Set down the material below word for word, excluding the pictures.

=-=-=

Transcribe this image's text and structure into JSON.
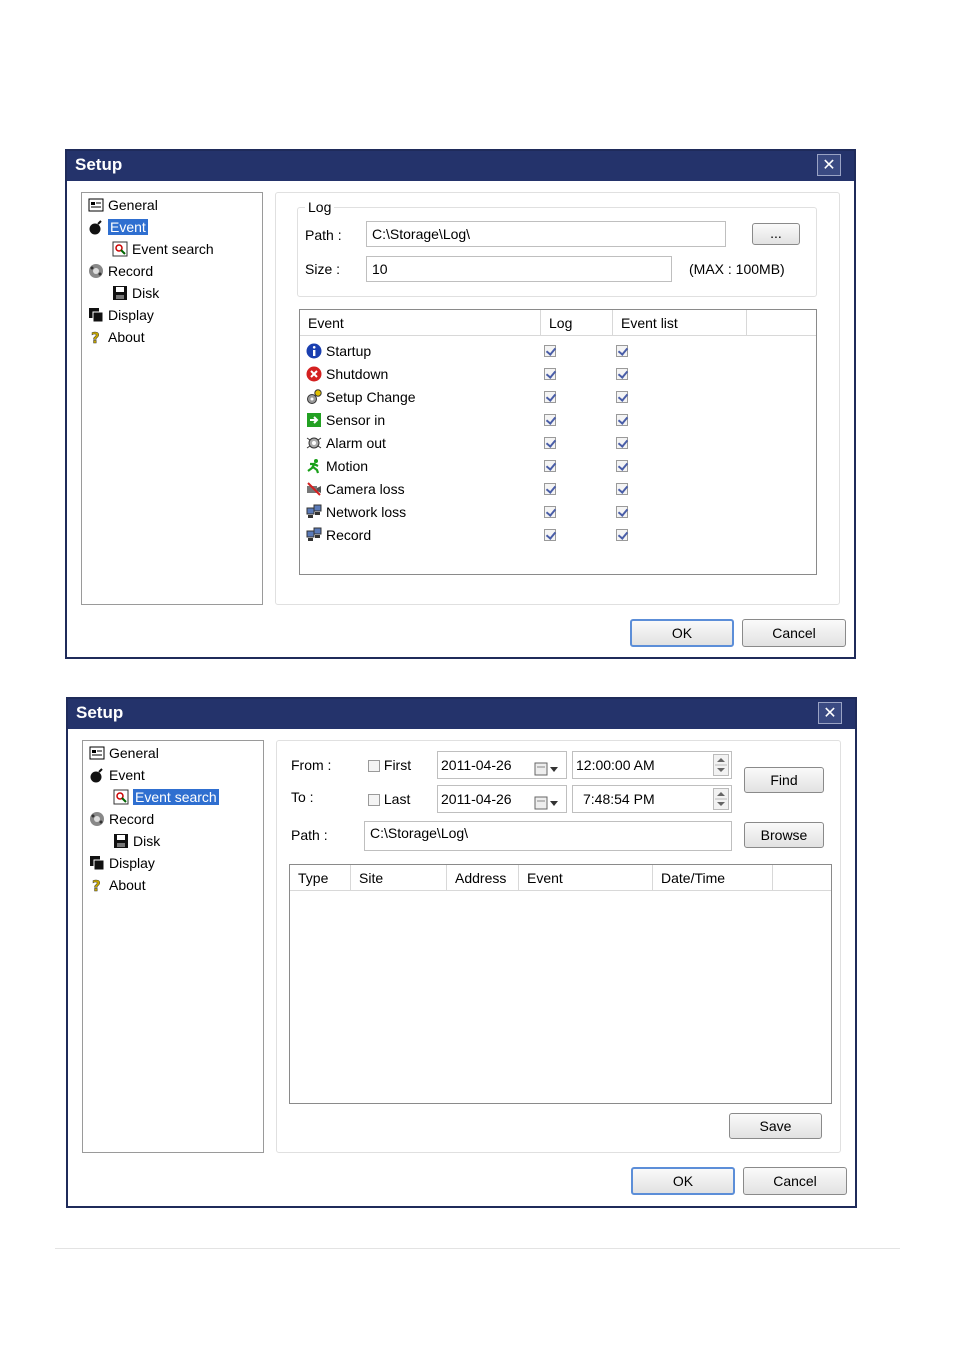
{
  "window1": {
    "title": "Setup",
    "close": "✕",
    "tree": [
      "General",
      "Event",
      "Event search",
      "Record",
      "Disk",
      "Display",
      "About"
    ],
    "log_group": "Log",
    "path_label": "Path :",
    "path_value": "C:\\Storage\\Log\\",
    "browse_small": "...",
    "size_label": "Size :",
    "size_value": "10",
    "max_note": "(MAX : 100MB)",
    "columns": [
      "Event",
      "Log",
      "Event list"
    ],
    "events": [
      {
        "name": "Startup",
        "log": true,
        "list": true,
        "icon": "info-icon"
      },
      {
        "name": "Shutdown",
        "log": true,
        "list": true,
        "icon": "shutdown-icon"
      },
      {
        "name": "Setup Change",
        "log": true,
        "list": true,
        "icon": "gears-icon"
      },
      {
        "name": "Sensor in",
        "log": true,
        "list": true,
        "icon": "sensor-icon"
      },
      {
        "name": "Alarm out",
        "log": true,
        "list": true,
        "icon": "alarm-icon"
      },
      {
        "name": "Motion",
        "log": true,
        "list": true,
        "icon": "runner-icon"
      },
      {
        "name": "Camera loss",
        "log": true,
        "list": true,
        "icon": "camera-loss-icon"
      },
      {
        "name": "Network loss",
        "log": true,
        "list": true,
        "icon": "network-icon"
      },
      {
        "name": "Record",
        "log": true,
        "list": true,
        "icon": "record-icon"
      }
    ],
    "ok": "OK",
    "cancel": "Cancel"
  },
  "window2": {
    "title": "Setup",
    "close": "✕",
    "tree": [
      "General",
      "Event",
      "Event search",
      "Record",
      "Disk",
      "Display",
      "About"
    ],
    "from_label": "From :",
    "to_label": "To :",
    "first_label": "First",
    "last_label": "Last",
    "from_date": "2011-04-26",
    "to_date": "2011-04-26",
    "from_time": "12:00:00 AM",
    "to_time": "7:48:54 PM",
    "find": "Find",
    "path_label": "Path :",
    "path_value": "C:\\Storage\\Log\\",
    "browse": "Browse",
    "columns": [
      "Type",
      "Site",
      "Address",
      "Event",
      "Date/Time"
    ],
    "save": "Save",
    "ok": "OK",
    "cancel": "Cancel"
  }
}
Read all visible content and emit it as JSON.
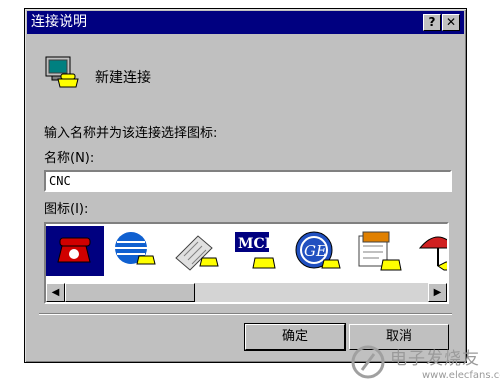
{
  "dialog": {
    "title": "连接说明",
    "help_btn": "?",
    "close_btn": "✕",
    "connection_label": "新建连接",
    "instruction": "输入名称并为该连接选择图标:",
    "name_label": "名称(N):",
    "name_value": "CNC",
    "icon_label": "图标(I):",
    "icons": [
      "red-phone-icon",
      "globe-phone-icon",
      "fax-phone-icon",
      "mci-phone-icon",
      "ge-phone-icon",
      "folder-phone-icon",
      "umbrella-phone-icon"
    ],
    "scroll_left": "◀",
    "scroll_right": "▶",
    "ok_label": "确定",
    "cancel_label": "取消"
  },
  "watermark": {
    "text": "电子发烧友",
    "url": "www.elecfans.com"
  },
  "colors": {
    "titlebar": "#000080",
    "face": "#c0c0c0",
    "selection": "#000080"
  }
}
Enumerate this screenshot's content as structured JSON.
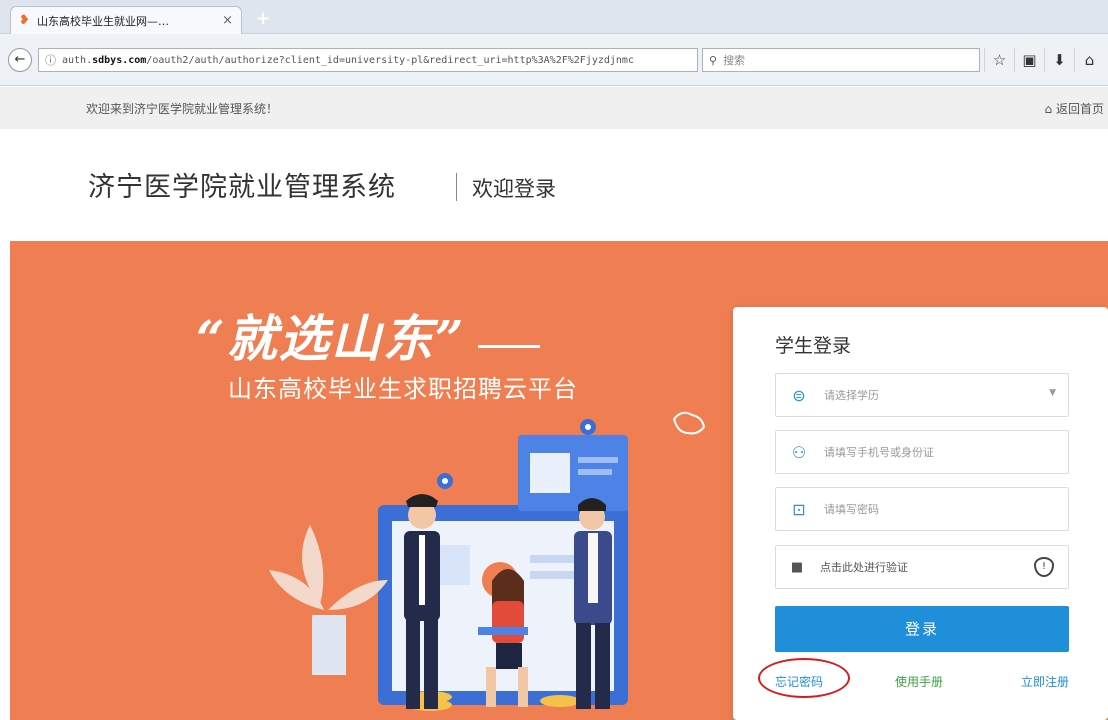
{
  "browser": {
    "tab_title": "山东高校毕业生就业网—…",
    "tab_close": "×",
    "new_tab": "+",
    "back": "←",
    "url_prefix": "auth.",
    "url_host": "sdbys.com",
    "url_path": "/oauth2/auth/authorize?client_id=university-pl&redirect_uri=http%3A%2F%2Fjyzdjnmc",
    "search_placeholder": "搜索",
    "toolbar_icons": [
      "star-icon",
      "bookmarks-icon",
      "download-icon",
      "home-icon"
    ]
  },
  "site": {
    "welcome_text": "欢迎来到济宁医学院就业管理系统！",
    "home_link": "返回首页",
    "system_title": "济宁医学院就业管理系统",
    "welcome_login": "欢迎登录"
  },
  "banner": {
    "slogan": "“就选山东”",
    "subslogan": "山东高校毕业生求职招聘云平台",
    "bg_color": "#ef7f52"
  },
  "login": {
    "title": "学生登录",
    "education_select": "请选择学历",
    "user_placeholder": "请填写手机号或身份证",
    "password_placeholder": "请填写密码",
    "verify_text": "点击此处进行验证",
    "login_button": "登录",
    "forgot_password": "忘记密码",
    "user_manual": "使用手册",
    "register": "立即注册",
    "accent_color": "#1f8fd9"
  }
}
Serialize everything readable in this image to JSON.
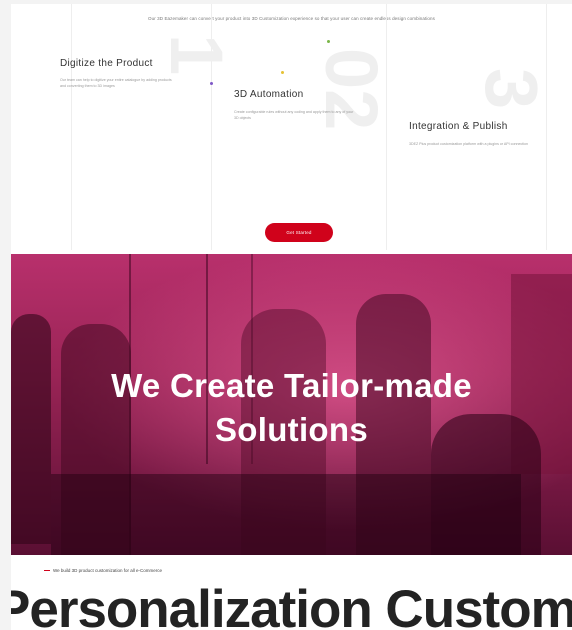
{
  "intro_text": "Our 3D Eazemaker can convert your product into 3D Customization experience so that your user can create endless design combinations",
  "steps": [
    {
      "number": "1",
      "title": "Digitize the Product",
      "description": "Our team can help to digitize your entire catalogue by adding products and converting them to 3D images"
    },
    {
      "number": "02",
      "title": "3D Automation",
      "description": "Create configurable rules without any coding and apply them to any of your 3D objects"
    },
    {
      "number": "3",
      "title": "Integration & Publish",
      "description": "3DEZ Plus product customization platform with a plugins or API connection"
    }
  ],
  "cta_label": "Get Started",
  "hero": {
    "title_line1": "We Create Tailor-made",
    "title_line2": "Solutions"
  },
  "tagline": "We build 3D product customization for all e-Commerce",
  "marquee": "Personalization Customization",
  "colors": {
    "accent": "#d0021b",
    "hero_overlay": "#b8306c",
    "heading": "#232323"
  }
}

=-=-=

[COMPLETE OUTPUT]
Transcribe this image's text and structure into JSON.
{
  "window1": {
    "title": "Setup",
    "close": "✕",
    "tree": [
      "General",
      "Event",
      "Event search",
      "Record",
      "Disk",
      "Display",
      "About"
    ],
    "log_group": "Log",
    "path_label": "Path :",
    "path_value": "C:\\Storage\\Log\\",
    "browse_small": "...",
    "size_label": "Size :",
    "size_value": "10",
    "max_note": "(MAX : 100MB)",
    "columns": [
      "Event",
      "Log",
      "Event list"
    ],
    "events": [
      {
        "name": "Startup",
        "log": true,
        "list": true,
        "icon": "info-icon"
      },
      {
        "name": "Shutdown",
        "log": true,
        "list": true,
        "icon": "shutdown-icon"
      },
      {
        "name": "Setup Change",
        "log": true,
        "list": true,
        "icon": "gears-icon"
      },
      {
        "name": "Sensor in",
        "log": true,
        "list": true,
        "icon": "sensor-icon"
      },
      {
        "name": "Alarm out",
        "log": true,
        "list": true,
        "icon": "alarm-icon"
      },
      {
        "name": "Motion",
        "log": true,
        "list": true,
        "icon": "runner-icon"
      },
      {
        "name": "Camera loss",
        "log": true,
        "list": true,
        "icon": "camera-loss-icon"
      },
      {
        "name": "Network loss",
        "log": true,
        "list": true,
        "icon": "network-icon"
      },
      {
        "name": "Record",
        "log": true,
        "list": true,
        "icon": "record-icon"
      }
    ],
    "ok": "OK",
    "cancel": "Cancel"
  },
  "window2": {
    "title": "Setup",
    "close": "✕",
    "tree": [
      "General",
      "Event",
      "Event search",
      "Record",
      "Disk",
      "Display",
      "About"
    ],
    "from_label": "From :",
    "to_label": "To :",
    "first_label": "First",
    "last_label": "Last",
    "from_date": "2011-04-26",
    "to_date": "2011-04-26",
    "from_time": "12:00:00 AM",
    "to_time": "7:48:54 PM",
    "find": "Find",
    "path_label": "Path :",
    "path_value": "C:\\Storage\\Log\\",
    "browse": "Browse",
    "columns": [
      "Type",
      "Site",
      "Address",
      "Event",
      "Date/Time"
    ],
    "save": "Save",
    "ok": "OK",
    "cancel": "Cancel"
  }
}
Read all visible content and emit it as JSON.
{
  "dialog": {
    "title": "连接说明",
    "help_btn": "?",
    "close_btn": "✕",
    "connection_label": "新建连接",
    "instruction": "输入名称并为该连接选择图标:",
    "name_label": "名称(N):",
    "name_value": "CNC",
    "icon_label": "图标(I):",
    "icons": [
      "red-phone-icon",
      "globe-phone-icon",
      "fax-phone-icon",
      "mci-phone-icon",
      "ge-phone-icon",
      "folder-phone-icon",
      "umbrella-phone-icon"
    ],
    "scroll_left": "◀",
    "scroll_right": "▶",
    "ok_label": "确定",
    "cancel_label": "取消"
  },
  "watermark": {
    "text": "电子发烧友",
    "url": "www.elecfans.com"
  },
  "colors": {
    "titlebar": "#000080",
    "face": "#c0c0c0",
    "selection": "#000080"
  }
}
Enumerate this screenshot's content as structured JSON.
{
  "browser": {
    "tab_title": "山东高校毕业生就业网—…",
    "tab_close": "×",
    "new_tab": "+",
    "back": "←",
    "url_prefix": "auth.",
    "url_host": "sdbys.com",
    "url_path": "/oauth2/auth/authorize?client_id=university-pl&redirect_uri=http%3A%2F%2Fjyzdjnmc",
    "search_placeholder": "搜索",
    "toolbar_icons": [
      "star-icon",
      "bookmarks-icon",
      "download-icon",
      "home-icon"
    ]
  },
  "site": {
    "welcome_text": "欢迎来到济宁医学院就业管理系统！",
    "home_link": "返回首页",
    "system_title": "济宁医学院就业管理系统",
    "welcome_login": "欢迎登录"
  },
  "banner": {
    "slogan": "“就选山东”",
    "subslogan": "山东高校毕业生求职招聘云平台",
    "bg_color": "#ef7f52"
  },
  "login": {
    "title": "学生登录",
    "education_select": "请选择学历",
    "user_placeholder": "请填写手机号或身份证",
    "password_placeholder": "请填写密码",
    "verify_text": "点击此处进行验证",
    "login_button": "登录",
    "forgot_password": "忘记密码",
    "user_manual": "使用手册",
    "register": "立即注册",
    "accent_color": "#1f8fd9"
  }
}
Serialize everything readable in this image to JSON.
{
  "intro_text": "Our 3D Eazemaker can convert your product into 3D Customization experience so that your user can create endless design combinations",
  "steps": [
    {
      "number": "1",
      "title": "Digitize the Product",
      "description": "Our team can help to digitize your entire catalogue by adding products and converting them to 3D images"
    },
    {
      "number": "02",
      "title": "3D Automation",
      "description": "Create configurable rules without any coding and apply them to any of your 3D objects"
    },
    {
      "number": "3",
      "title": "Integration & Publish",
      "description": "3DEZ Plus product customization platform with a plugins or API connection"
    }
  ],
  "cta_label": "Get Started",
  "hero": {
    "title_line1": "We Create Tailor-made",
    "title_line2": "Solutions"
  },
  "tagline": "We build 3D product customization for all e-Commerce",
  "marquee": "Personalization Customization",
  "colors": {
    "accent": "#d0021b",
    "hero_overlay": "#b8306c",
    "heading": "#232323"
  }
}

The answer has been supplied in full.